▶ _What to do_:
Omit the pictures and return every entry exactly as written.

▶ _Records for the task_:

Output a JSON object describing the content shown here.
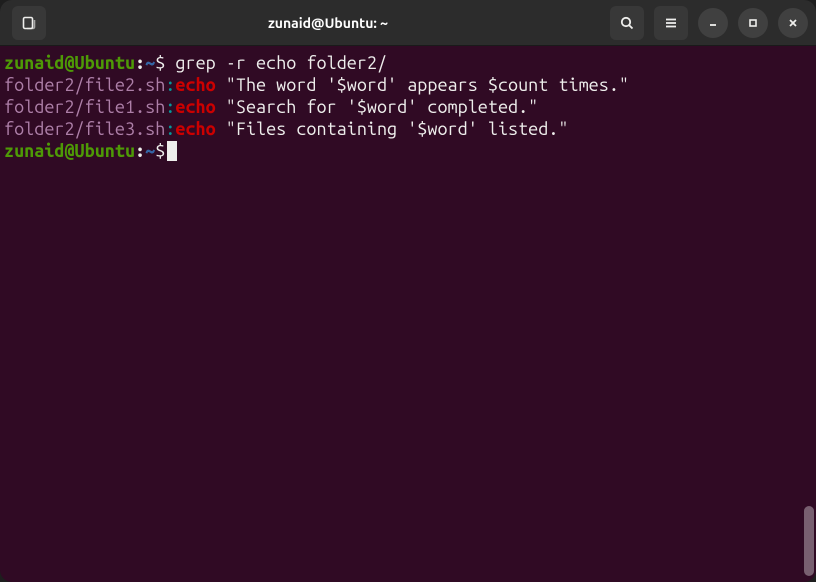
{
  "titlebar": {
    "title": "zunaid@Ubuntu: ~"
  },
  "prompt": {
    "user": "zunaid@Ubuntu",
    "sep": ":",
    "path": "~",
    "symbol": "$"
  },
  "command1": "grep -r echo folder2/",
  "output": [
    {
      "file": "folder2/file2.sh",
      "sep": ":",
      "match": "echo",
      "rest": " \"The word '$word' appears $count times.\""
    },
    {
      "file": "folder2/file1.sh",
      "sep": ":",
      "match": "echo",
      "rest": " \"Search for '$word' completed.\""
    },
    {
      "file": "folder2/file3.sh",
      "sep": ":",
      "match": "echo",
      "rest": " \"Files containing '$word' listed.\""
    }
  ]
}
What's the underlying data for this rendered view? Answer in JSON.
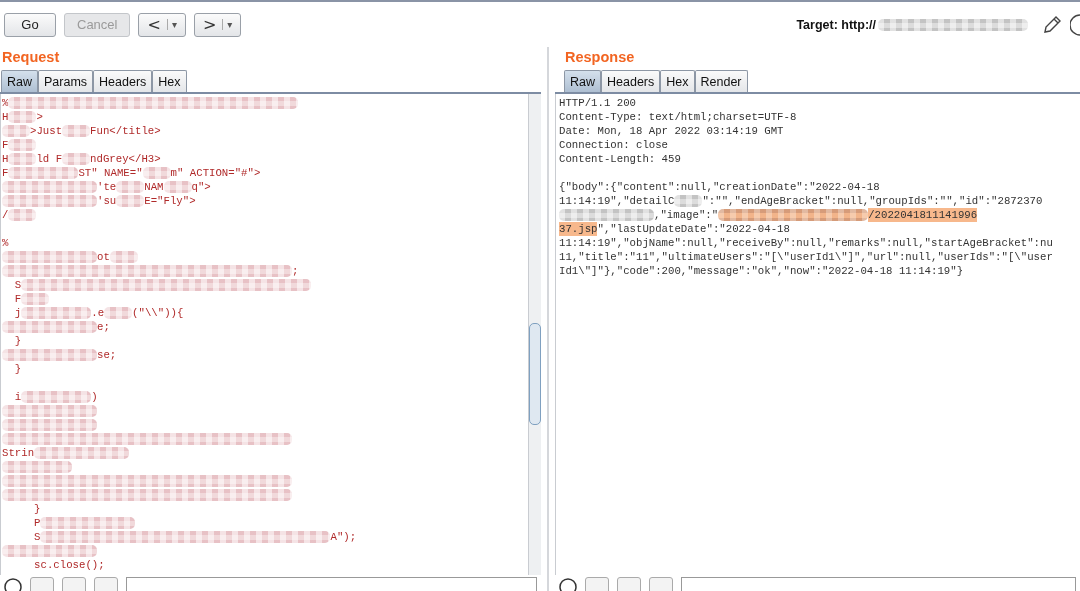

▶ _Exercise output_:
Output a JSON object describing the content shown here.
{
  "titlebar": {
    "title": "zunaid@Ubuntu: ~"
  },
  "prompt": {
    "user": "zunaid@Ubuntu",
    "sep": ":",
    "path": "~",
    "symbol": "$"
  },
  "command1": "grep -r echo folder2/",
  "output": [
    {
      "file": "folder2/file2.sh",
      "sep": ":",
      "match": "echo",
      "rest": " \"The word '$word' appears $count times.\""
    },
    {
      "file": "folder2/file1.sh",
      "sep": ":",
      "match": "echo",
      "rest": " \"Search for '$word' completed.\""
    },
    {
      "file": "folder2/file3.sh",
      "sep": ":",
      "match": "echo",
      "rest": " \"Files containing '$word' listed.\""
    }
  ]
}
What's the underlying data for this rendered view? Answer in JSON.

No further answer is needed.